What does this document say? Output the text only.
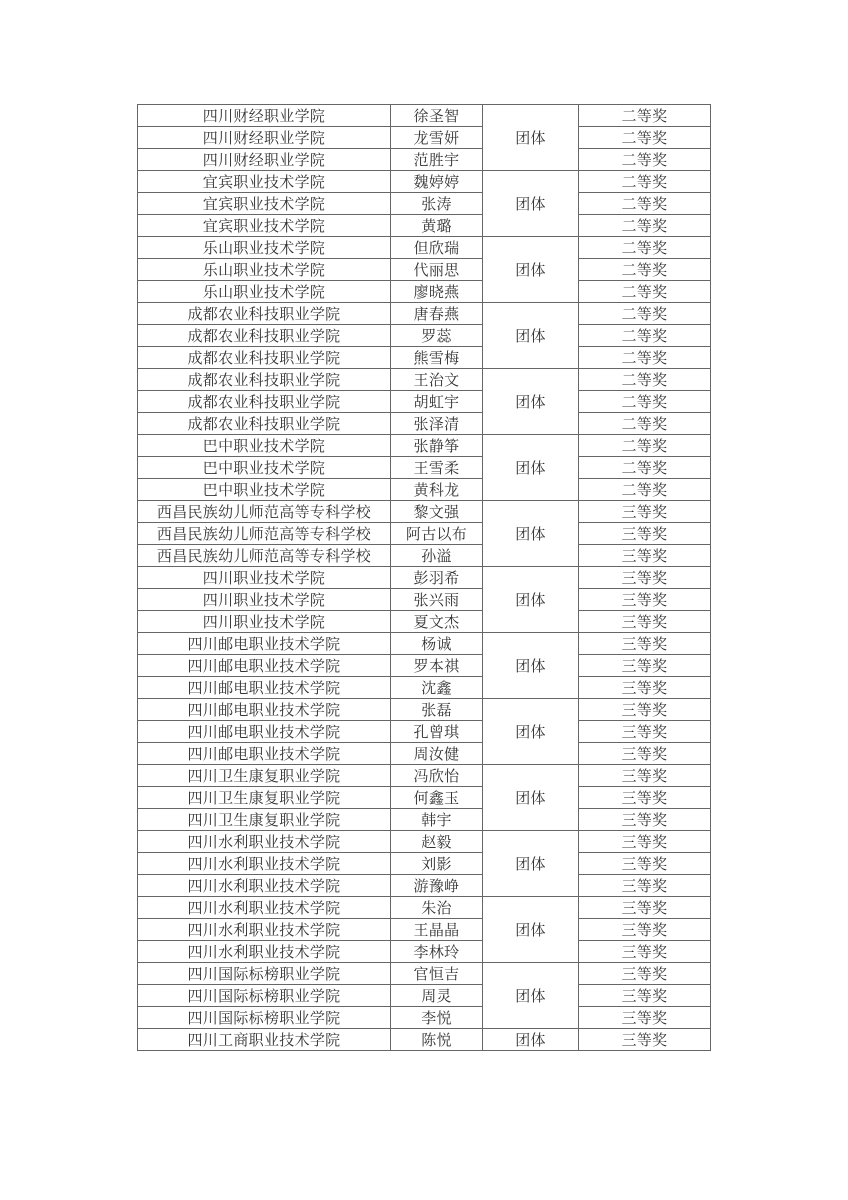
四川财经职业学院	徐圣智	团体	二等奖
四川财经职业学院	龙雪妍		二等奖
四川财经职业学院	范胜宇		二等奖
宜宾职业技术学院	魏婷婷	团体	二等奖
宜宾职业技术学院	张涛		二等奖
宜宾职业技术学院	黄璐		二等奖
乐山职业技术学院	但欣瑞	团体	二等奖
乐山职业技术学院	代丽思		二等奖
乐山职业技术学院	廖晓燕		二等奖
成都农业科技职业学院	唐春燕	团体	二等奖
成都农业科技职业学院	罗蕊		二等奖
成都农业科技职业学院	熊雪梅		二等奖
成都农业科技职业学院	王治文	团体	二等奖
成都农业科技职业学院	胡虹宇		二等奖
成都农业科技职业学院	张泽清		二等奖
巴中职业技术学院	张静筝	团体	二等奖
巴中职业技术学院	王雪柔		二等奖
巴中职业技术学院	黄科龙		二等奖
西昌民族幼儿师范高等专科学校	黎文强	团体	三等奖
西昌民族幼儿师范高等专科学校	阿古以布		三等奖
西昌民族幼儿师范高等专科学校	孙溢		三等奖
四川职业技术学院	彭羽希	团体	三等奖
四川职业技术学院	张兴雨		三等奖
四川职业技术学院	夏文杰		三等奖
四川邮电职业技术学院	杨诚	团体	三等奖
四川邮电职业技术学院	罗本祺		三等奖
四川邮电职业技术学院	沈鑫		三等奖
四川邮电职业技术学院	张磊	团体	三等奖
四川邮电职业技术学院	孔曾琪		三等奖
四川邮电职业技术学院	周汝健		三等奖
四川卫生康复职业学院	冯欣怡	团体	三等奖
四川卫生康复职业学院	何鑫玉		三等奖
四川卫生康复职业学院	韩宇		三等奖
四川水利职业技术学院	赵毅	团体	三等奖
四川水利职业技术学院	刘影		三等奖
四川水利职业技术学院	游豫峥		三等奖
四川水利职业技术学院	朱治	团体	三等奖
四川水利职业技术学院	王晶晶		三等奖
四川水利职业技术学院	李林玲		三等奖
四川国际标榜职业学院	官恒吉	团体	三等奖
四川国际标榜职业学院	周灵		三等奖
四川国际标榜职业学院	李悦		三等奖
四川工商职业技术学院	陈悦	团体	三等奖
════════════════════
◆ What you should do: Return only those lines of the records that contain the string "四川邮电职业技术学院".

◆ Response to this task:
四川邮电职业技术学院	杨诚	团体	三等奖
四川邮电职业技术学院	罗本祺		三等奖
四川邮电职业技术学院	沈鑫		三等奖
四川邮电职业技术学院	张磊	团体	三等奖
四川邮电职业技术学院	孔曾琪		三等奖
四川邮电职业技术学院	周汝健		三等奖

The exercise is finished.